===== ENTRIES SHOWN =====

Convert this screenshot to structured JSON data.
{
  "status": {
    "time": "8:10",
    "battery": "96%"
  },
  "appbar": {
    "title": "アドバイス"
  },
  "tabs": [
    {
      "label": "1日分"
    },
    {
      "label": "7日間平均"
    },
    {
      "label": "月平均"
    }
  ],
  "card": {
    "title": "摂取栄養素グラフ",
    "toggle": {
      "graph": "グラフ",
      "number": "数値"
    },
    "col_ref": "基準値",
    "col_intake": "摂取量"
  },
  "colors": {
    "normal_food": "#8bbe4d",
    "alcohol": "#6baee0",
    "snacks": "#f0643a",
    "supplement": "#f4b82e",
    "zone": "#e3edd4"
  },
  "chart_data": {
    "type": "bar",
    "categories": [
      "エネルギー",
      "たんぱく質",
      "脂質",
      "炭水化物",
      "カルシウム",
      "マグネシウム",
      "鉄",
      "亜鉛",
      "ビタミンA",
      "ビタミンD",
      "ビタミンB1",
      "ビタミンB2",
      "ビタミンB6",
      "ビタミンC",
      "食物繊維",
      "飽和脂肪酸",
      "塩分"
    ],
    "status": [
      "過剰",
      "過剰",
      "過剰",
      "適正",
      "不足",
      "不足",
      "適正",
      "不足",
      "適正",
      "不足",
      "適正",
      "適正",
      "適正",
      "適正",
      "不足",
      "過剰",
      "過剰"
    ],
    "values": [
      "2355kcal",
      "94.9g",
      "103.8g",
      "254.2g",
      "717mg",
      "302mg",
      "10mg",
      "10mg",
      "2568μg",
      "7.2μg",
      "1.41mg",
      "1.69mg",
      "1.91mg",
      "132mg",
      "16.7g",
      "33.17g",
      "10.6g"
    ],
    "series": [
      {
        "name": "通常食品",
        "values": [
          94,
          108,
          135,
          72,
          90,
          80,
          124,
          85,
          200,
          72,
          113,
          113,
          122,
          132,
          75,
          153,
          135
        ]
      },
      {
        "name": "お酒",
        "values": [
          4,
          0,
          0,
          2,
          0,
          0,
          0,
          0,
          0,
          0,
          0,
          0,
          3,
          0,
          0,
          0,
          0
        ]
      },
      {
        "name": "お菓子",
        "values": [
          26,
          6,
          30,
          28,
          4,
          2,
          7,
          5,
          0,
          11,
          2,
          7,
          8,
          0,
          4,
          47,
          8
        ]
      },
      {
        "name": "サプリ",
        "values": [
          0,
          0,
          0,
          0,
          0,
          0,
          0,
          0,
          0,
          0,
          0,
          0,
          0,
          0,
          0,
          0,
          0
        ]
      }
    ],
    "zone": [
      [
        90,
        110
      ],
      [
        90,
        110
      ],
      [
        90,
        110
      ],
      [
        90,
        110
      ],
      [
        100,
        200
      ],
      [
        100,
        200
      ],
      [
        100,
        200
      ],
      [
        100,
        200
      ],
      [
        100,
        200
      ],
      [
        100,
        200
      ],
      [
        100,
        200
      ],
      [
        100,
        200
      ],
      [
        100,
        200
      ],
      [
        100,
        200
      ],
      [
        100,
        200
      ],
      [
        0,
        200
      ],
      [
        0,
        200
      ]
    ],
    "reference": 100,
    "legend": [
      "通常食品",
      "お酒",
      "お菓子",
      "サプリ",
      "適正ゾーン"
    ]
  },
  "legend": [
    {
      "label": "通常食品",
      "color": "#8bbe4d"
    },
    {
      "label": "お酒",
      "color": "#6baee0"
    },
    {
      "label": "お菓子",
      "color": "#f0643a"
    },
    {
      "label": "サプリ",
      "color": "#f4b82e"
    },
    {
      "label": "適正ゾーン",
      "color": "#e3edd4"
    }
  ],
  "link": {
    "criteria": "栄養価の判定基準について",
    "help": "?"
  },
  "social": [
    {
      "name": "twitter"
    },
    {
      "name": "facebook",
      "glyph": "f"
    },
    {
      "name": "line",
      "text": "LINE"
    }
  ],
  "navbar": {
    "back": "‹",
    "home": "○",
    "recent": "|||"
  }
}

=====

# TASK DESCRIPTION:
Report each line of the material above where the word "name" appears.

# SOLVED PROBLEM:
        "name": "通常食品",
        "name": "お酒",
        "name": "お菓子",
        "name": "サプリ",
      "name": "twitter"
      "name": "facebook",
      "name": "line",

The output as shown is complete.